Josiah Wedgwood

Josiah Wedgwood (1872) Biography

Josiah Wedgwood was born in Barlaston on 16th March, 1872. His father, Clement Wedgwood, was the grandson of Josiah Wedgwood, the famous potter from Staffordshire. The Wedgwood family had a long tradition of supporting liberal causes such as the anti-slavery campaign and the 1832 Reform Act.

After attending Clifton College, Wedgwood entered the Royal Naval Academy. When he finished his training he was sent to South Africa where he took part in the Boer War.

Like many radicals at the time, Josiah Wedgwood was deeply influenced by the writings of Henry George. After reading Progress and Poverty Wedgwood wrote: "Ever since 1905 I have known that there was a man from God, and his name was Henry George! I had no need thenceforth for any other faith." In the book George argued that the gap between the rich and the poor could only be closed by replacing the various taxes levied on labour and capital with a single tax on the value of property.

Items:
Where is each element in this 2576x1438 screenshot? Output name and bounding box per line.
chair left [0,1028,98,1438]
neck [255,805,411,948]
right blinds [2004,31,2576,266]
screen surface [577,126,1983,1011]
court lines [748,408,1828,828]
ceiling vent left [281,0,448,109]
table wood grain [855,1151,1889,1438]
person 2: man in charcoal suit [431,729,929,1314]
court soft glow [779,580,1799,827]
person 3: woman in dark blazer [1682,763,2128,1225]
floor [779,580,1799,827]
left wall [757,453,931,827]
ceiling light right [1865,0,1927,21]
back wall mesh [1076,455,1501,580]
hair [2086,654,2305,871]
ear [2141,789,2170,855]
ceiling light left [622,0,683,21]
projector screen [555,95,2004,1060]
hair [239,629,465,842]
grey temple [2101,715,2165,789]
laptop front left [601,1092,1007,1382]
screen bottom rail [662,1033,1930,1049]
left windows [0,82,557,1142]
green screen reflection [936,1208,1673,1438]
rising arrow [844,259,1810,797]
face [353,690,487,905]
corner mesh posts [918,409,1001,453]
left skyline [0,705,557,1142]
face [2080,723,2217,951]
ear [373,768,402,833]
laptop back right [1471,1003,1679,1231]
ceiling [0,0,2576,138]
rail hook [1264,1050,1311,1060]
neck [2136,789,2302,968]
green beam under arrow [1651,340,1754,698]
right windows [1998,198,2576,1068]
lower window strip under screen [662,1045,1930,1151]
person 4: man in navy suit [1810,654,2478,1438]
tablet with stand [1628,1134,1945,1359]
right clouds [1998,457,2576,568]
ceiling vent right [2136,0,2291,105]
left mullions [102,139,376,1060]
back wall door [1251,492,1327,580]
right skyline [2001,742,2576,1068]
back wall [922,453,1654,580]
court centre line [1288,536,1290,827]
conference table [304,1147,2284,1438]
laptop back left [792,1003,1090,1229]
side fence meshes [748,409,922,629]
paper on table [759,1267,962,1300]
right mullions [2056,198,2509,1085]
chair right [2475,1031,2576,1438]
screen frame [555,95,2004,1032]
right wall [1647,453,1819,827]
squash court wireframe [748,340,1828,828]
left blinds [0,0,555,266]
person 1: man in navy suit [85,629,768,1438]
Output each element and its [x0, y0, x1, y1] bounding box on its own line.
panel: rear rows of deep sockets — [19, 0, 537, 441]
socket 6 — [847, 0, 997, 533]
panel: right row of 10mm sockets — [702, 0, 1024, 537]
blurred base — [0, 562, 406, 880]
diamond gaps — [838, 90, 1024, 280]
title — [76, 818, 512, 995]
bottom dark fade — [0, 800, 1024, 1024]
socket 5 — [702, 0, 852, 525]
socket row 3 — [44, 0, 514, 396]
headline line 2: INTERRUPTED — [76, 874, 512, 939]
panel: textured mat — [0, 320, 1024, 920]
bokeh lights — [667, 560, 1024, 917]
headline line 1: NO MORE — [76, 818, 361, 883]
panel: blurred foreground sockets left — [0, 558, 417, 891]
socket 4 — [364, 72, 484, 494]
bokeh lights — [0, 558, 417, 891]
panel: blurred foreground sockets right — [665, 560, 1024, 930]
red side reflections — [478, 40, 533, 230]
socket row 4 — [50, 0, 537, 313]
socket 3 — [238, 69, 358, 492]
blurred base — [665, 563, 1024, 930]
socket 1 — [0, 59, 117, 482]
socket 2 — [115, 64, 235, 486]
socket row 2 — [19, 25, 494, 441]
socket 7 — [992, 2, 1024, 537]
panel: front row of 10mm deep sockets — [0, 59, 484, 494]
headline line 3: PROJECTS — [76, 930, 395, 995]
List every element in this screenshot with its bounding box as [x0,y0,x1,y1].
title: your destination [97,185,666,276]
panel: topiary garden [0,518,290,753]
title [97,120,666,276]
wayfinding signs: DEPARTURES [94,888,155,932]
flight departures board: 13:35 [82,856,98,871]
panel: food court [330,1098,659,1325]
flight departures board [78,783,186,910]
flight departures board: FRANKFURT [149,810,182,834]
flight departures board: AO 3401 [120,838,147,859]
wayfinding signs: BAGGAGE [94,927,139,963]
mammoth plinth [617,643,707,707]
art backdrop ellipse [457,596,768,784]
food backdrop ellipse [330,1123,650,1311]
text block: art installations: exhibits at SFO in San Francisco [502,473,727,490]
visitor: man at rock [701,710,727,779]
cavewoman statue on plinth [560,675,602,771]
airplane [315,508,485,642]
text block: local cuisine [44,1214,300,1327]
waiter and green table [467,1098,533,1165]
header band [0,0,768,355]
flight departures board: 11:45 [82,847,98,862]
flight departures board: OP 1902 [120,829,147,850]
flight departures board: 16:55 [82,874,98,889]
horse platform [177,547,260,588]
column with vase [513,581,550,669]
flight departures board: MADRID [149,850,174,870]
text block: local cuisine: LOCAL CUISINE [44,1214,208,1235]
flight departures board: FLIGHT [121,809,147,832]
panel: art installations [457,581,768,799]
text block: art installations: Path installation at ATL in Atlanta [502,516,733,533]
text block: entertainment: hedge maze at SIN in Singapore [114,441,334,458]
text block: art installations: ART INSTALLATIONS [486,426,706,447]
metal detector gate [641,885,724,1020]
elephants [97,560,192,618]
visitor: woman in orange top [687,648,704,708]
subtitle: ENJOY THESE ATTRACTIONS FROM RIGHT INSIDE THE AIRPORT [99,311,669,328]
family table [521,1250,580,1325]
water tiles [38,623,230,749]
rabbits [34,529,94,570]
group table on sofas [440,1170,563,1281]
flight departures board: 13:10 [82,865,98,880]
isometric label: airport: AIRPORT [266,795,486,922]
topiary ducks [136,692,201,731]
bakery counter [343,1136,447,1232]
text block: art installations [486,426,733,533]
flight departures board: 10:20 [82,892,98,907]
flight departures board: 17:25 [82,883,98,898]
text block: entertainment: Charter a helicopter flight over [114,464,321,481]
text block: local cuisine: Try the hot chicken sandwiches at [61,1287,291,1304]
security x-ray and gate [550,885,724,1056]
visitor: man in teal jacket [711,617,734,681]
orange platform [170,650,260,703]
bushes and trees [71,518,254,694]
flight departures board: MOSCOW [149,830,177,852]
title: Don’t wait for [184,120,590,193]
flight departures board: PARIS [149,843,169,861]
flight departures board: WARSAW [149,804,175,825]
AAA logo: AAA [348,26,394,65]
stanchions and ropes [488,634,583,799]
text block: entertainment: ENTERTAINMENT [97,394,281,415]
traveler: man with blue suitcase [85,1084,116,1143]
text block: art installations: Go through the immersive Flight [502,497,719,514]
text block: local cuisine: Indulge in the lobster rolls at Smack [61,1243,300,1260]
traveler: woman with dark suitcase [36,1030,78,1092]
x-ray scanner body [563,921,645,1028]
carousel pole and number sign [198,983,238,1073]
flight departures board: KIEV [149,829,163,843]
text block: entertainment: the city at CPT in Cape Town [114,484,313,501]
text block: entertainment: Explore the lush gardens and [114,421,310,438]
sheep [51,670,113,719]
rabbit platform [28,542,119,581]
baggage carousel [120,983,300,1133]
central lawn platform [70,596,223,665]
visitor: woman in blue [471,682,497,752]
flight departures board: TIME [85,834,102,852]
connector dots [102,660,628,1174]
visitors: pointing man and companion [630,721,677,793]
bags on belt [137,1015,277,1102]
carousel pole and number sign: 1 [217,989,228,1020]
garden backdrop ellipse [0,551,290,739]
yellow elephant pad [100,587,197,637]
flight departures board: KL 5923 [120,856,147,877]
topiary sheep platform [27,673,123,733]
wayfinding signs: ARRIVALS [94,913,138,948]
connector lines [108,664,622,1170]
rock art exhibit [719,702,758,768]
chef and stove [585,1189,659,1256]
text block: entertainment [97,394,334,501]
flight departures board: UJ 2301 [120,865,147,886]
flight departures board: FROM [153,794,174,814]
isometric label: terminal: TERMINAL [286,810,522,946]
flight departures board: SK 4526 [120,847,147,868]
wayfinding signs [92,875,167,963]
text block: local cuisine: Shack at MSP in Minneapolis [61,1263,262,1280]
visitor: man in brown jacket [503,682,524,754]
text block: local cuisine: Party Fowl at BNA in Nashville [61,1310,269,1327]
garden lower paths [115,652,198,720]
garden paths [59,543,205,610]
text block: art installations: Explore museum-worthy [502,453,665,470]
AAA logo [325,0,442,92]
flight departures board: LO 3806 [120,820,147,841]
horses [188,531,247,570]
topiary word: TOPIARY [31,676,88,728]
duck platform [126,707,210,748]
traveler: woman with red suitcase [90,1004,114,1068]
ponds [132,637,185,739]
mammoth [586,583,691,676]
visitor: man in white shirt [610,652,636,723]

Exercise goal: Reproduce the Josiah Wedgwood biography above word for word, in full.

Answer to this problem:
Josiah Wedgwood

Josiah Wedgwood (1872) Biography

Josiah Wedgwood was born in Barlaston on 16th March, 1872. His father, Clement Wedgwood, was the grandson of Josiah Wedgwood, the famous potter from Staffordshire. The Wedgwood family had a long tradition of supporting liberal causes such as the anti-slavery campaign and the 1832 Reform Act.

After attending Clifton College, Wedgwood entered the Royal Naval Academy. When he finished his training he was sent to South Africa where he took part in the Boer War.

Like many radicals at the time, Josiah Wedgwood was deeply influenced by the writings of Henry George. After reading Progress and Poverty Wedgwood wrote: "Ever since 1905 I have known that there was a man from God, and his name was Henry George! I had no need thenceforth for any other faith." In the book George argued that the gap between the rich and the poor could only be closed by replacing the various taxes levied on labour and capital with a single tax on the value of property.